Indivíduos poderão ser tão relevantes quanto corporações à frente de “produtos” (criações) de sucesso dentro do Metaverso, seja uma narrativa, um novo ambiente, uma comunidade ou outra novidade inimaginável.
Em outras palavras, amadores dedicados poderão fazer tão ou mais sucesso (isto é, faturar) do que grupos organizados.
Vencedores levarão tudo e terão muito mais risco de perder tudo no dia seguinte. A selva competitiva será muito mais brutal, com modas ascendendo e caindo em instantes. Será como um trade de alta frequência ou scalping com esteróides, para ficarmos no terreno da financeirização de tudo.
Esse é o cenário mais distante. Como chegaremos gradualmente lá, se chegarmos, provavelmente reformularemos muita coisa pelo caminho e não de uma hora para outra.
Como as especulações são infinitas aqui, vamos considerar essa possibilidade como um tanto remota e pular para cenários mais tangíveis.
Digamos que Metaverso ganhe corpo como uma porção de mundos virtuais, minimamente intercambiáveis, mais como um colcha cheia de remendos (como praticamente tudo na realidade) do que um monolito perfeito.
Aqui, temos algumas implicações curiosas para produto e design. Uma delas diz respeito à Gestão de Produtos ou ao Design para que uma startup ou empresa crie seu próprio Metaverso, seu ambiente virtual.

» **Tarefas**
a) Quais criações o texto sobre o Metaverso cita como exemplos de “produtos” logo na primeira frase? Liste todas.
b) Responda com base no texto sobre o Metaverso:
(i) Quem poderá fazer tanto ou mais sucesso do que grupos organizados?
(ii) A que o texto compara a selva competitiva, no terreno da financeirização de tudo?
(iii) Em vez de um monolito perfeito, com que imagem o Metaverso é descrito no cenário mais tangível?
c) Dê sequência ao texto sobre o Metaverso, começando logo após a última frase.

» **Material fornecido**
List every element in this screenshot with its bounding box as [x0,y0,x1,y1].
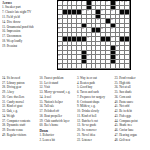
clue-number: 49 [2,133,5,137]
clue-item: 1. Behavior [40,133,75,136]
clue-text: Sneaker part [5,5,21,9]
clue-number: 12 [77,118,80,122]
clue-number: 37 [2,118,5,122]
cell-number: 65 [116,59,118,61]
clue-text: Diving gear [7,85,22,89]
clue-text: Caviar base [119,128,134,132]
clue-number: 47 [115,133,118,137]
clue-item: 54. Jewel [40,95,75,98]
clue-text: Weigh [7,114,15,118]
clue-text: Compass point [119,118,137,122]
cell-number: 23 [68,14,70,16]
clue-item: 60. Bee's home [40,124,75,127]
clue-number: 60 [40,123,43,127]
clue-item: 37. Computer contents [2,119,37,122]
cell-number: 13 [125,1,127,3]
clue-text: Let it stand [44,80,58,84]
cell-number: 58 [87,50,89,52]
clue-text: Not at all [119,85,131,89]
clue-number: 51 [40,80,43,84]
clue-text: Field yield [7,15,20,19]
clue-item: 28. Diving gear [2,86,37,89]
clue-item: 25. High tide [115,81,150,84]
clue-text: Candy morsel [7,99,24,103]
clue-text: Shade tree [119,123,132,127]
clue-text: Beaten path [80,80,95,84]
clue-text: Regular visitors [7,133,27,137]
clue-text: So-so grade [82,123,97,127]
clue-number: 3 [77,76,79,79]
clue-text: Computer contents [7,118,30,122]
cell-number: 41 [92,32,94,34]
cell-number: 61 [87,55,89,57]
clue-text: Classic late night TV [5,10,31,14]
clue-number: 31 [2,99,5,103]
cell-number: 25 [77,14,79,16]
clue-text: Pressing [7,43,17,47]
clue-number: 8 [77,99,79,103]
clue-item: 33. Oak, e.g. [2,109,37,112]
clue-text: Jewel [44,95,51,99]
clue-number: 11 [77,114,80,118]
cell-number: 66 [58,64,60,66]
cell-number: 39 [111,28,113,30]
across-header: Across [2,1,56,5]
clue-number: 45 [115,123,118,127]
clue-number: 41 [115,104,118,108]
clue-text: Corn unit [119,95,131,99]
clue-number: 17 [2,34,5,38]
clue-item: 29. A boy [2,90,37,93]
clue-item: 7. Classic late night TV [2,10,56,13]
clue-text: Bee's home [44,123,58,127]
cell-number: 9 [101,1,102,3]
cell-number: 1 [58,1,59,3]
cell-number: 60 [58,55,60,57]
clue-item: 53. Merry-go-round, e.g. [40,90,75,93]
clue-item: 48. Golf peg [115,138,150,141]
cell-number: 46 [63,41,65,43]
cell-number: 55 [58,46,60,48]
clue-text: It's brewed [7,76,21,79]
clue-number: 59 [40,118,43,122]
clue-text: Merry-go-round, e.g. [44,90,70,94]
clue-column: 50. Faucet problem51. Let it stand52. Vi… [40,76,75,143]
cell-number: 5 [77,1,78,3]
clue-item: 21. Novel idea [77,133,112,136]
cell-number: 30 [97,19,99,21]
cell-number: 10 [106,1,108,3]
clue-item: 42. Be in debt [115,109,150,112]
clue-text: Visit [44,85,50,89]
clue-number: 7 [77,95,79,99]
cell-number: 15 [92,5,94,7]
clue-text: Polished off [44,109,59,113]
clue-item: 8. Croissant shape [77,100,112,103]
clue-item: 17. Uncommon [2,34,56,37]
clue-item: 6. Tacos and such [77,90,112,93]
clue-text: Prepares for surgery [80,95,105,99]
cell-number: 51 [101,41,103,43]
clue-text: Cave dwellers [7,95,25,99]
clue-text: Behavior [43,133,54,137]
clue-text: Tall tale [44,104,54,108]
clue-columns-inner: 24. It's brewed27. Library patron28. Div… [2,76,149,143]
clue-text: Kind of goat [7,104,23,108]
cell-number: 28 [125,14,127,16]
clue-number: 30 [2,95,5,99]
clue-item: 27. Library patron [2,81,37,84]
cell-number: 12 [121,1,123,3]
clue-number: 18 [2,39,5,43]
clue-number: 42 [115,109,118,113]
clue-item: 13. So-so grade [77,124,112,127]
clue-number: 26 [115,85,118,89]
clue-item: 49. Regular visitors [2,133,37,136]
cell-number: 37 [82,28,84,30]
clue-text: Mildew, e.g. [80,104,95,108]
clue-text: Butcher's cut [82,118,98,122]
clue-item: 44. Compass point [115,119,150,122]
clue-item: 15. Ornamental pond fish [2,25,56,28]
cell-number: 64 [87,59,89,61]
clue-item: 38. Dynamite stuff [2,124,37,127]
clue-item: 24. It's brewed [2,76,37,79]
clue-number: 21 [77,133,80,137]
cell-number: 45 [58,41,60,43]
clue-number: 36 [115,95,118,99]
cell-number: 18 [87,10,89,12]
clue-item: 23. Pond croaker [115,76,150,79]
clue-text: Lean a bit [43,137,55,141]
clue-text: Be in debt [119,109,132,113]
clue-item: 7. Prepares for surgery [77,95,112,98]
clue-number: 14 [2,19,5,23]
across-clue-column: Across1. Sneaker part7. Classic late nig… [2,1,56,47]
clue-number: 35 [115,90,118,94]
clue-number: 33 [2,109,5,113]
clue-item: 14. Dice throw [2,20,56,23]
clue-number: 43 [115,114,118,118]
clue-number: 50 [40,76,43,79]
cell-number: 56 [116,46,118,48]
clue-item: 46. Caviar base [115,128,150,131]
clue-number: 13 [77,123,80,127]
clue-number: 48 [115,137,118,141]
clue-text: Dice throw [7,19,21,23]
clue-number: 11 [2,15,5,19]
clue-number: 5 [77,85,79,89]
clue-text: Novel idea [82,133,95,137]
clue-text: Fish eggs [119,114,131,118]
clue-text: Nation's helper [44,99,63,103]
clue-number: 7 [2,10,4,14]
clue-item: 19. Pressing [2,44,56,47]
cell-number: 33 [87,23,89,25]
cell-number: 11 [116,1,118,3]
cell-number: 38 [101,28,103,30]
cell-number: 16 [116,5,118,7]
clue-item: 5. Good buy [77,86,112,89]
clue-number: 20 [77,128,80,132]
cell-number: 3 [68,1,69,3]
clue-text: Drinks slowly [82,109,99,113]
clue-number: 24 [2,76,5,79]
clue-item: 31. Candy morsel [2,100,37,103]
clue-text: Uncommon [7,34,22,38]
cell-number: 63 [58,59,60,61]
cell-number: 2 [63,1,64,3]
across-clue-list: Across1. Sneaker part7. Classic late nig… [2,1,56,74]
grid-cell[interactable] [125,64,130,69]
cell-number: 54 [125,41,127,43]
clue-text: Ornamental pond fish [7,24,34,28]
clue-number: 38 [2,123,5,127]
cell-number: 52 [106,41,108,43]
clue-number: 54 [40,95,43,99]
cell-number: 24 [73,14,75,16]
clue-item: 1. Sneaker part [2,6,56,9]
clue-number: 53 [40,90,43,94]
cell-number: 17 [82,10,84,12]
clue-item: 55. Nation's helper [40,100,75,103]
clue-number: 27 [2,80,5,84]
cell-number: 21 [58,14,60,16]
crossword-grid: 1234567891011121314151617181920212223242… [57,0,131,70]
clue-number: 1 [2,5,4,9]
clue-item: 59. Club sandwich layer [40,119,75,122]
cell-number: 29 [58,19,60,21]
clue-number: 15 [2,24,5,28]
clue-item: 52. Visit [40,86,75,89]
clue-number: 28 [2,85,5,89]
cell-number: 42 [97,32,99,34]
cell-number: 44 [111,37,113,39]
clue-number: 19 [2,43,5,47]
cell-number: 40 [58,32,60,34]
cell-number: 31 [111,19,113,21]
clue-text: Pasta sauce [119,99,133,103]
clue-item: 47. Hearing organ [115,133,150,136]
clue-text: Pond croaker [119,76,135,79]
clue-text: Library patron [7,80,25,84]
clue-text: Listener [82,137,92,141]
cell-number: 62 [116,55,118,57]
clue-item: 35. Sun shade [115,90,150,93]
clue-text: Events venue [7,128,24,132]
clue-number: 44 [115,118,118,122]
clue-number: 22 [77,137,80,141]
clue-number: 57 [40,109,43,113]
clue-item: 57. Polished off [40,109,75,112]
clue-text: Sun shade [119,90,132,94]
clue-item: 32. Kind of goat [2,105,37,108]
clue-text: Impression [7,29,21,33]
clue-item: 34. Weigh [2,114,37,117]
clue-item: 43. Fish eggs [115,114,150,117]
clue-number: 34 [2,114,5,118]
clue-text: Club sandwich layer [44,118,69,122]
cell-number: 59 [116,50,118,52]
clue-number: 39 [2,128,5,132]
clue-number: 2 [40,137,42,141]
cell-number: 6 [82,1,83,3]
cell-number: 34 [106,23,108,25]
down-header: Down [40,128,75,132]
clue-number: 6 [77,90,79,94]
clue-item: 45. Shade tree [115,124,150,127]
clue-text: Croissant shape [80,99,100,103]
clue-number: 4 [77,80,79,84]
clue-item: 4. Beaten path [77,81,112,84]
clue-number: 56 [40,104,43,108]
clue-item: 39. Events venue [2,128,37,131]
cell-number: 8 [97,1,98,3]
clue-text: High tide [119,80,131,84]
clue-number: 16 [2,29,5,33]
cell-number: 43 [87,37,89,39]
clue-number: 1 [40,133,42,137]
puzzle-page: Across1. Sneaker part7. Classic late nig… [0,0,150,150]
clue-item: 51. Let it stand [40,81,75,84]
clue-text: Not odd [119,104,129,108]
clue-number: 10 [77,109,80,113]
clue-item: 20. Ice remover [77,128,112,131]
clue-item: 11. Kind of bell [77,114,112,117]
clue-item: 12. Butcher's cut [77,119,112,122]
clue-number: 52 [40,85,43,89]
cell-number: 35 [116,23,118,25]
clue-text: Dynamite stuff [7,123,26,127]
clue-item: 36. Corn unit [115,95,150,98]
clue-text: Weep loudly [7,39,23,43]
clue-number: 32 [2,104,5,108]
clue-item: 11. Field yield [2,15,56,18]
clue-text: Oak, e.g. [7,109,18,113]
clue-item: 2. Lean a bit [40,138,75,141]
clue-item: 3. Way in or out [77,76,112,79]
clue-number: 29 [2,90,5,94]
cell-number: 50 [82,41,84,43]
clue-number: 40 [115,99,118,103]
clue-number: 23 [115,76,118,79]
clue-text: Faucet problem [44,76,63,79]
cell-number: 20 [111,10,113,12]
clue-item: 56. Tall tale [40,105,75,108]
clue-item: 10. Drinks slowly [77,109,112,112]
clue-item: 18. Weep loudly [2,39,56,42]
clue-text: A boy [6,90,13,94]
clue-item: 16. Impression [2,30,56,33]
clue-item: 58. Boat propeller [40,114,75,117]
clue-text: Good buy [80,85,92,89]
clue-text: Boat propeller [44,114,62,118]
clue-text: Ice remover [82,128,97,132]
clue-text: Tacos and such [80,90,99,94]
clue-column: 3. Way in or out4. Beaten path5. Good bu… [77,76,112,143]
clue-number: 55 [40,99,43,103]
clue-number: 58 [40,114,43,118]
cell-number: 14 [58,5,60,7]
clue-item: 40. Pasta sauce [115,100,150,103]
cell-number: 47 [68,41,70,43]
cell-number: 27 [121,14,123,16]
cell-number: 32 [58,23,60,25]
clue-item: 30. Cave dwellers [2,95,37,98]
cell-number: 7 [92,1,93,3]
clue-number: 25 [115,80,118,84]
clue-item: 26. Not at all [115,86,150,89]
clue-item: 9. Mildew, e.g. [77,105,112,108]
clue-column: 23. Pond croaker25. High tide26. Not at … [115,76,150,143]
clue-number: 46 [115,128,118,132]
clue-text: Hearing organ [119,133,137,137]
clue-columns: 24. It's brewed27. Library patron28. Div… [2,76,149,149]
cell-number: 4 [73,1,74,3]
cell-number: 36 [58,28,60,30]
clue-text: Kind of bell [82,114,97,118]
clue-text: Golf peg [119,137,130,141]
clue-item: 22. Listener [77,138,112,141]
cell-number: 53 [121,41,123,43]
cell-number: 57 [58,50,60,52]
clue-item: 50. Faucet problem [40,76,75,79]
clue-text: Way in or out [80,76,97,79]
cell-number: 19 [101,10,103,12]
cell-number: 48 [73,41,75,43]
clue-item: 41. Not odd [115,105,150,108]
cell-number: 49 [77,41,79,43]
cell-number: 26 [101,14,103,16]
cell-number: 22 [63,14,65,16]
clue-column: 24. It's brewed27. Library patron28. Div… [2,76,37,143]
clue-number: 9 [77,104,79,108]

» **Respostas por tarefa**
a)
- uma narrativa
- um novo ambiente
- uma comunidade
- outra novidade inimaginável

b)
(i) Amadores dedicados.
(ii) A um trade de alta frequência ou scalping com esteróides.
(iii) Como uma colcha cheia de remendos, formada por uma porção de mundos virtuais minimamente intercambiáveis.

c)
Talvez seja uma “plataforma”, capaz de unir parceiros, clientes, fornecedores e outros atores, visando aproveitar o mesmo efeito de rede observado nas plataformas 2D atuais.
Ainda estaremos falando do mercado que conhecemos, concorrentes que conhecemos e podemos aplicar práticas já amadurecidas de produto e design (e desenvolvimento de software, já que sem ele nada se materializa em produto). Construir um Metaverso, aqui, não será muito diferente do que fazemos com um site ou aplicativo.
Outras implicações surgem se pensarmos em fazer Gestão de Produtos ou Design dentro de um Metaverso existente.
Digamos que o Facebook, que já conta com uma comunidade de quase três bilhões de usuários, tenha sorte, lidere o setor e crie um Metaverso onde todos queiram estar (e, mais hora, menos horas, por conta disso, todos necessitem estar, para poderem se comunicar, vender ou manter engajamento a marcas).
O Design, certamente, terá de se aproveitar de muito do que herda do game design para poder atuar nesse novo mundo. Talvez precise construir cenários, locais virtuais, avatares ou itens para serem consumidos e utilizados por lá. Talvez precise pensar em tarefas, narrativas, para envolver usuários.
Como dissemos no fim do artigo anterior, de fato é uma “viagem” pensar nesses termos.
Mas, ressaltando o objetivo do artigo, a ideia é divagarmos em possibilidades, até para não sermos pegos desprevenidos e, também, para tirarmos proveito das oportunidades que vêm com elas.
Quem não nos garante, afinal, que em 5 ou 10 anos, o hype não seja como construir cenários e avatares para o Metaverso X, Y o Z?
Vale lembrarmos que há menos de 20 anos nem sonhávamos que hoje estaríamos projetando e oferecendo serviços complexos por meio da tela reduzida de smartphones.
Quanto à Gestão de Produtos, é muito mais incerto pensá-la dentro de um Metaverso possível.
Se pensarmos em cada empresa tendo seu Metaverso ou seu imóvel ou território dentro de um Metaverso maior, talvez a Gestão de Produtos se aplique com o objetivo de construir e aprimorar esses ambientes como artefatos da tecnologia. Ainda é um trabalho fora do Metaverso, não dentro.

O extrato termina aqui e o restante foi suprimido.